[Records from a data collection]
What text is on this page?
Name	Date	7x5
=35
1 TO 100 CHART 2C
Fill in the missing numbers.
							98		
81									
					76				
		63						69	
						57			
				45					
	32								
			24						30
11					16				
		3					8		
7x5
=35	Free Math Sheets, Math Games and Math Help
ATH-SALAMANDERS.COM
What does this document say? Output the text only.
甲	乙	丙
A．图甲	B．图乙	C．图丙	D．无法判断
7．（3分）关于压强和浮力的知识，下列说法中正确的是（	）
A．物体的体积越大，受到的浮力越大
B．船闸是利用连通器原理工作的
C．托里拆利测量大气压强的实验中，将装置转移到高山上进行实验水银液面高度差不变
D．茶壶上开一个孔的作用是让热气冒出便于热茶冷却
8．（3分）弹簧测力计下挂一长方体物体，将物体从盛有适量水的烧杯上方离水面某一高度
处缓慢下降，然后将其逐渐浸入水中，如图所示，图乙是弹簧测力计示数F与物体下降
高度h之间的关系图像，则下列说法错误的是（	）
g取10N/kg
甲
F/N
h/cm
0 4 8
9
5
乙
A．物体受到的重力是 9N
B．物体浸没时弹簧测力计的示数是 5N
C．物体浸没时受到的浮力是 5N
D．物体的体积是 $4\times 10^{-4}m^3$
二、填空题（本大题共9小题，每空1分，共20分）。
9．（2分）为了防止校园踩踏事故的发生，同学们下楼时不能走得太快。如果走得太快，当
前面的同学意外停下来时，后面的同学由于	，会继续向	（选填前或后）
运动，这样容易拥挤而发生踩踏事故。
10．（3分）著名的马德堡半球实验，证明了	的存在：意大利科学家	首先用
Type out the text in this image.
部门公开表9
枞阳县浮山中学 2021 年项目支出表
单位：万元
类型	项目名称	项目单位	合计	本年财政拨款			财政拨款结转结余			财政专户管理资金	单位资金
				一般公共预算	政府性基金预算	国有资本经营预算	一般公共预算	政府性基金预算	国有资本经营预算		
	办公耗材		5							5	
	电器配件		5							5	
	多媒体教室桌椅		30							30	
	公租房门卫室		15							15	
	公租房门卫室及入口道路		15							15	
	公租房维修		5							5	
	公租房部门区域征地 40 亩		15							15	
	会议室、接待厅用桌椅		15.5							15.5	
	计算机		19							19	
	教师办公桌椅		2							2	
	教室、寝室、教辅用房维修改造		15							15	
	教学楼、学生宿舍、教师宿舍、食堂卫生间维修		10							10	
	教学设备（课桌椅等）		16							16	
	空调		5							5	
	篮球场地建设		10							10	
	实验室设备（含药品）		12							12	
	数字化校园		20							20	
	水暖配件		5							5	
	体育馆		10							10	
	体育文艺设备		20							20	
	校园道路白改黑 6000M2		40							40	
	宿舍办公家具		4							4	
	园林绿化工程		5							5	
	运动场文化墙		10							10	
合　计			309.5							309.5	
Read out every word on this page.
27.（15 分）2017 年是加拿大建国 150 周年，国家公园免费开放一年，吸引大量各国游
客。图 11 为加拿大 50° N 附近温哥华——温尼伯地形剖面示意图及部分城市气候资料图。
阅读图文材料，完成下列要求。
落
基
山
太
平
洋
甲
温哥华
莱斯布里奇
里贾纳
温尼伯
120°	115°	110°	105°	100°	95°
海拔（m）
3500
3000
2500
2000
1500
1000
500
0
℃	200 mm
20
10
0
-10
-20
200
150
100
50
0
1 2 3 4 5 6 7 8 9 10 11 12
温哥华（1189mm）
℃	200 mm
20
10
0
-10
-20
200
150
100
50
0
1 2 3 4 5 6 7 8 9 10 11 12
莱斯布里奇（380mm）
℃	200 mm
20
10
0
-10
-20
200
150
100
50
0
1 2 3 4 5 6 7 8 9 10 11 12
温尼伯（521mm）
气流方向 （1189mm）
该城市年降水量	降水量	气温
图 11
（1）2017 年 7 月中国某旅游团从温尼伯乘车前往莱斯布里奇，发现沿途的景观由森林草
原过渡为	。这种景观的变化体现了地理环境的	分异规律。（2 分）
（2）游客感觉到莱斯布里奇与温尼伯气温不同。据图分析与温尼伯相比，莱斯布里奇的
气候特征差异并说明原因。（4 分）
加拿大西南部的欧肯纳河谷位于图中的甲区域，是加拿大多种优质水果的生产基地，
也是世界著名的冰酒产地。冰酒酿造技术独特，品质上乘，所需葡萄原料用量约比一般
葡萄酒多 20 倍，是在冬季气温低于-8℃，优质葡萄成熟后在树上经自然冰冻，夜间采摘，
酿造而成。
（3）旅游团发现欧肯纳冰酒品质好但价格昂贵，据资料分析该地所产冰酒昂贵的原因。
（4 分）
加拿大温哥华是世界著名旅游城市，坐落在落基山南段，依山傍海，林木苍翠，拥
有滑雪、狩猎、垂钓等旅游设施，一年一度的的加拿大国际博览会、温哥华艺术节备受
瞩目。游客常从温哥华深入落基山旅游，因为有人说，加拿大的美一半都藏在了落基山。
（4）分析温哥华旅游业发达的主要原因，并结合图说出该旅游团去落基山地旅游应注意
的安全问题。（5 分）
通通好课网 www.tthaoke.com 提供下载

TO DO
Retype all the records, matching them exactly.

FINAL RESULT
What text is on this page?
Name	Date	7x5
=35
1 TO 100 CHART 2C
Fill in the missing numbers.
							98		
81									
					76				
		63						69	
						57			
				45					
	32								
			24						30
11					16				
		3					8		
7x5
=35	Free Math Sheets, Math Games and Math Help
ATH-SALAMANDERS.COM
What does this document say? Output the text only.
甲	乙	丙
A．图甲	B．图乙	C．图丙	D．无法判断
7．（3分）关于压强和浮力的知识，下列说法中正确的是（	）
A．物体的体积越大，受到的浮力越大
B．船闸是利用连通器原理工作的
C．托里拆利测量大气压强的实验中，将装置转移到高山上进行实验水银液面高度差不变
D．茶壶上开一个孔的作用是让热气冒出便于热茶冷却
8．（3分）弹簧测力计下挂一长方体物体，将物体从盛有适量水的烧杯上方离水面某一高度
处缓慢下降，然后将其逐渐浸入水中，如图所示，图乙是弹簧测力计示数F与物体下降
高度h之间的关系图像，则下列说法错误的是（	）
g取10N/kg
甲
F/N
h/cm
0 4 8
9
5
乙
A．物体受到的重力是 9N
B．物体浸没时弹簧测力计的示数是 5N
C．物体浸没时受到的浮力是 5N
D．物体的体积是 $4\times 10^{-4}m^3$
二、填空题（本大题共9小题，每空1分，共20分）。
9．（2分）为了防止校园踩踏事故的发生，同学们下楼时不能走得太快。如果走得太快，当
前面的同学意外停下来时，后面的同学由于	，会继续向	（选填前或后）
运动，这样容易拥挤而发生踩踏事故。
10．（3分）著名的马德堡半球实验，证明了	的存在：意大利科学家	首先用
Type out the text in this image.
部门公开表9
枞阳县浮山中学 2021 年项目支出表
单位：万元
类型	项目名称	项目单位	合计	本年财政拨款			财政拨款结转结余			财政专户管理资金	单位资金
				一般公共预算	政府性基金预算	国有资本经营预算	一般公共预算	政府性基金预算	国有资本经营预算		
	办公耗材		5							5	
	电器配件		5							5	
	多媒体教室桌椅		30							30	
	公租房门卫室		15							15	
	公租房门卫室及入口道路		15							15	
	公租房维修		5							5	
	公租房部门区域征地 40 亩		15							15	
	会议室、接待厅用桌椅		15.5							15.5	
	计算机		19							19	
	教师办公桌椅		2							2	
	教室、寝室、教辅用房维修改造		15							15	
	教学楼、学生宿舍、教师宿舍、食堂卫生间维修		10							10	
	教学设备（课桌椅等）		16							16	
	空调		5							5	
	篮球场地建设		10							10	
	实验室设备（含药品）		12							12	
	数字化校园		20							20	
	水暖配件		5							5	
	体育馆		10							10	
	体育文艺设备		20							20	
	校园道路白改黑 6000M2		40							40	
	宿舍办公家具		4							4	
	园林绿化工程		5							5	
	运动场文化墙		10							10	
合　计			309.5							309.5	
Read out every word on this page.
27.（15 分）2017 年是加拿大建国 150 周年，国家公园免费开放一年，吸引大量各国游
客。图 11 为加拿大 50° N 附近温哥华——温尼伯地形剖面示意图及部分城市气候资料图。
阅读图文材料，完成下列要求。
落
基
山
太
平
洋
甲
温哥华
莱斯布里奇
里贾纳
温尼伯
120°	115°	110°	105°	100°	95°
海拔（m）
3500
3000
2500
2000
1500
1000
500
0
℃	200 mm
20
10
0
-10
-20
200
150
100
50
0
1 2 3 4 5 6 7 8 9 10 11 12
温哥华（1189mm）
℃	200 mm
20
10
0
-10
-20
200
150
100
50
0
1 2 3 4 5 6 7 8 9 10 11 12
莱斯布里奇（380mm）
℃	200 mm
20
10
0
-10
-20
200
150
100
50
0
1 2 3 4 5 6 7 8 9 10 11 12
温尼伯（521mm）
气流方向 （1189mm）
该城市年降水量	降水量	气温
图 11
（1）2017 年 7 月中国某旅游团从温尼伯乘车前往莱斯布里奇，发现沿途的景观由森林草
原过渡为	。这种景观的变化体现了地理环境的	分异规律。（2 分）
（2）游客感觉到莱斯布里奇与温尼伯气温不同。据图分析与温尼伯相比，莱斯布里奇的
气候特征差异并说明原因。（4 分）
加拿大西南部的欧肯纳河谷位于图中的甲区域，是加拿大多种优质水果的生产基地，
也是世界著名的冰酒产地。冰酒酿造技术独特，品质上乘，所需葡萄原料用量约比一般
葡萄酒多 20 倍，是在冬季气温低于-8℃，优质葡萄成熟后在树上经自然冰冻，夜间采摘，
酿造而成。
（3）旅游团发现欧肯纳冰酒品质好但价格昂贵，据资料分析该地所产冰酒昂贵的原因。
（4 分）
加拿大温哥华是世界著名旅游城市，坐落在落基山南段，依山傍海，林木苍翠，拥
有滑雪、狩猎、垂钓等旅游设施，一年一度的的加拿大国际博览会、温哥华艺术节备受
瞩目。游客常从温哥华深入落基山旅游，因为有人说，加拿大的美一半都藏在了落基山。
（4）分析温哥华旅游业发达的主要原因，并结合图说出该旅游团去落基山地旅游应注意
的安全问题。（5 分）
通通好课网 www.tthaoke.com 提供下载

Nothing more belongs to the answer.